- **Vorliegender Textauszug**
= = =

Entscheidungsstichwort (Thema)
Teilzeitarbeit. Überstunden. Mehrflugstundenvergütung
Leitsatz (redaktionell)
Die Tarifregelung des § 9 des Manteltarifvertrages Nr. 5 für das Cockpitpersonal (MTV-Cockpit Nr 5) der Deutschen Lufthansa AG idF vom 1.1.1999 zur Mehrflugstundenvergütung verstößt nicht gegen § 4 Abs. 1 TzBfG.
Normenkette
TVG § 1; TzBfG § 4 Abs. 1; GG Art. 3 Abs. 1; EG Art. 141
Verfahrensgang
Tenor
1. Die Revision des Klägers gegen das Urteil des Hessischen Landesarbeitsgerichts vom 7. November 2002 – 9 Sa 462/02 – wird zurückgewiesen.
2. Der Kläger hat die Kosten der Revision zu tragen.
Tatbestand
Die Parteien streiten über Mehrarbeitsvergütung. Der Kläger ist bei der Beklagten als Flugzeugführer beschäftigt. Kraft beiderseitiger Tarifbindung finden auf das Arbeitsverhältnis die Tarifverträge des fliegenden Personals der Deutschen Lufthansa AG Anwendung.
Der Kläger ist seit 1. Januar 2001 teilzeitbeschäftigt. Auf der Grundlage des Zusatzes zur Ergänzungsbetriebsvereinbarung „Erziehungsteilzeit” vom 8. Mai 2000 war der Kläger bis zum 30. Juni 2002 in einem Teilzeitmodell mit einer in jedem Kalendermonat um etwa die Hälfte reduzierten Arbeitszeit beschäftigt. Er erhielt eine Vergütung von 46,67 % eines Vollzeitbeschäftigten bei monatlich 34 Flugstunden.
Die Mehrstundenvergütung in diesem Teilzeitmodell berechnete sich nach der Betriebsvereinbarung wie folgt:
Individuelle GV + evtl. SFO-Zulage + Schichtzulage
34
Auslösegrenze: ab der 35. Stunde 100 % des individuellen Mehrflugstundensatzes
(Individuelle GV = Individuelle Grundvergütung; SFO-Zulage = Senior-First-Officer-Zulage)
Die Mehrflugstundenvergütung vollzeitbeschäftigter Flugzeugführer ist in § 9 MTV Nr. 5 für das Cockpitpersonal (MTV-Cockpit Nr. 5) in der Fassung vom 1. Januar 1999 geregelt:
„Gemäß den nachfolgenden Bestimmungen erhalten die Mitarbeiter eine Mehrflugstundenvergütung.
A. Entstehen des Anspruchs
Mehrflugstundenvergütung wird nach mehr als 75 Flugstunden pro Kalendermonat gezahlt.

= = =

- **Bereitgestellte Einträge**
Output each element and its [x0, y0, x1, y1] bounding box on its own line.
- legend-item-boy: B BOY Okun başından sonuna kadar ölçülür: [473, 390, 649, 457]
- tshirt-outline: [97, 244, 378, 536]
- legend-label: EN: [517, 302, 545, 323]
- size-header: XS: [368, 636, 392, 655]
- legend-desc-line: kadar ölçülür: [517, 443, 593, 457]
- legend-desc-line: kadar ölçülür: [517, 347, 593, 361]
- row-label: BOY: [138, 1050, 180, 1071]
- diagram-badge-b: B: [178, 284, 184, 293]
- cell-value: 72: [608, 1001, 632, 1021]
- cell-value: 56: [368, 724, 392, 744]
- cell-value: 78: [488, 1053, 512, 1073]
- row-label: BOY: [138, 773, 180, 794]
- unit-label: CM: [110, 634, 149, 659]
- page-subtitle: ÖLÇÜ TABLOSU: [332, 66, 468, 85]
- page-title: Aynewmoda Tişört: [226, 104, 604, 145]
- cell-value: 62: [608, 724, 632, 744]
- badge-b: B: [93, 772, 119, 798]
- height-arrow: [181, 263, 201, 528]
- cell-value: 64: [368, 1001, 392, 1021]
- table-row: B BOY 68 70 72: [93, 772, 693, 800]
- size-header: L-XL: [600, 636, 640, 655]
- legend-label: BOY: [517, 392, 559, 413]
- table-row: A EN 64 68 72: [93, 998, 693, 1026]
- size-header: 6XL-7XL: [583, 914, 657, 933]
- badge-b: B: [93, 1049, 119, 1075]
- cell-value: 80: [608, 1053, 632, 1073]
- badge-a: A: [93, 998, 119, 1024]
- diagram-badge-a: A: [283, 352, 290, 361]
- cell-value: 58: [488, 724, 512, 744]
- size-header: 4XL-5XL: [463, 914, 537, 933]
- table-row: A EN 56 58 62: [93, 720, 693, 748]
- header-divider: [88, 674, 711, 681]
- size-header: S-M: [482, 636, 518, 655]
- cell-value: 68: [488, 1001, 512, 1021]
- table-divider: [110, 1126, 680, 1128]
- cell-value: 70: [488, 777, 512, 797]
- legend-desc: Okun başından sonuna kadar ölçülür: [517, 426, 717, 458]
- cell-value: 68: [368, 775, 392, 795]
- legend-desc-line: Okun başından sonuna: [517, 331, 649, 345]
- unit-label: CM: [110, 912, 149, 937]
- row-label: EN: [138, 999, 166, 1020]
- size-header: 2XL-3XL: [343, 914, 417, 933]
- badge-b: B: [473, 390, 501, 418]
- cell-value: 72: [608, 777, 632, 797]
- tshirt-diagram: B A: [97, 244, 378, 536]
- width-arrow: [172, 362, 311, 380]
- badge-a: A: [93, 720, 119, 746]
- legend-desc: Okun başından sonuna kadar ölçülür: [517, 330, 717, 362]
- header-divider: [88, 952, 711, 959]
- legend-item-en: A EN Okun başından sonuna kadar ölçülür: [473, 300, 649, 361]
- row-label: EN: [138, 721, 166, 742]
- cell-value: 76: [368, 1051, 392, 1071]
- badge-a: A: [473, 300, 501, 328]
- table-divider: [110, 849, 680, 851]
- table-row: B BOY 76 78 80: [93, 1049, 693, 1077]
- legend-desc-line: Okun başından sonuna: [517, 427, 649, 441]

= = =

- **Aufgabenstellung A**
Schreiben Sie aus dem Urteilsauszug zur Mehrflugstundenvergütung den Abschnitt wortgetreu ab, der bei den Worten „Die Mehrflugstundenvergütung vollzeitbeschäftigter“ einsetzt und nach den Worten „Mitarbeiter eine Mehrflugstundenvergütung.“ endet.
- **Aufgabenstellung B**
Stellen Sie die Zeilen der Auflistung vom Anfang bis einschließlich der Zeile mit „- unit-label: CM: [110, 912, 149, 937]“ als Markdown-Tabelle mit den Spalten „Nr.“ und „Zeile“ dar. Lassen Sie dabei Leerzeilen weg.
Der Textauszug und die Auflistung haben inhaltlich nichts miteinander zu tun.

- **Schriftliche Antwort A**
Die Mehrflugstundenvergütung vollzeitbeschäftigter Flugzeugführer ist in § 9 MTV Nr. 5 für das Cockpitpersonal (MTV-Cockpit Nr. 5) in der Fassung vom 1. Januar 1999 geregelt:
„Gemäß den nachfolgenden Bestimmungen erhalten die Mitarbeiter eine Mehrflugstundenvergütung.

- **Schriftliche Antwort B**
| Nr. | Zeile |
|---|---|
| 1 | Output each element and its [x0, y0, x1, y1] bounding box on its own line. |
| 2 | - legend-item-boy: B BOY Okun başından sonuna kadar ölçülür: [473, 390, 649, 457] |
| 3 | - tshirt-outline: [97, 244, 378, 536] |
| 4 | - legend-label: EN: [517, 302, 545, 323] |
| 5 | - size-header: XS: [368, 636, 392, 655] |
| 6 | - legend-desc-line: kadar ölçülür: [517, 443, 593, 457] |
| 7 | - legend-desc-line: kadar ölçülür: [517, 347, 593, 361] |
| 8 | - row-label: BOY: [138, 1050, 180, 1071] |
| 9 | - diagram-badge-b: B: [178, 284, 184, 293] |
| 10 | - cell-value: 72: [608, 1001, 632, 1021] |
| 11 | - cell-value: 56: [368, 724, 392, 744] |
| 12 | - cell-value: 78: [488, 1053, 512, 1073] |
| 13 | - row-label: BOY: [138, 773, 180, 794] |
| 14 | - unit-label: CM: [110, 634, 149, 659] |
| 15 | - page-subtitle: ÖLÇÜ TABLOSU: [332, 66, 468, 85] |
| 16 | - page-title: Aynewmoda Tişört: [226, 104, 604, 145] |
| 17 | - cell-value: 62: [608, 724, 632, 744] |
| 18 | - badge-b: B: [93, 772, 119, 798] |
| 19 | - height-arrow: [181, 263, 201, 528] |
| 20 | - cell-value: 64: [368, 1001, 392, 1021] |
| 21 | - table-row: B BOY 68 70 72: [93, 772, 693, 800] |
| 22 | - size-header: L-XL: [600, 636, 640, 655] |
| 23 | - legend-label: BOY: [517, 392, 559, 413] |
| 24 | - table-row: A EN 64 68 72: [93, 998, 693, 1026] |
| 25 | - size-header: 6XL-7XL: [583, 914, 657, 933] |
| 26 | - badge-b: B: [93, 1049, 119, 1075] |
| 27 | - cell-value: 80: [608, 1053, 632, 1073] |
| 28 | - badge-a: A: [93, 998, 119, 1024] |
| 29 | - diagram-badge-a: A: [283, 352, 290, 361] |
| 30 | - cell-value: 58: [488, 724, 512, 744] |
| 31 | - size-header: 4XL-5XL: [463, 914, 537, 933] |
| 32 | - table-row: A EN 56 58 62: [93, 720, 693, 748] |
| 33 | - header-divider: [88, 674, 711, 681] |
| 34 | - size-header: S-M: [482, 636, 518, 655] |
| 35 | - cell-value: 68: [488, 1001, 512, 1021] |
| 36 | - table-divider: [110, 1126, 680, 1128] |
| 37 | - cell-value: 70: [488, 777, 512, 797] |
| 38 | - legend-desc: Okun başından sonuna kadar ölçülür: [517, 426, 717, 458] |
| 39 | - cell-value: 68: [368, 775, 392, 795] |
| 40 | - legend-desc-line: Okun başından sonuna: [517, 331, 649, 345] |
| 41 | - unit-label: CM: [110, 912, 149, 937] |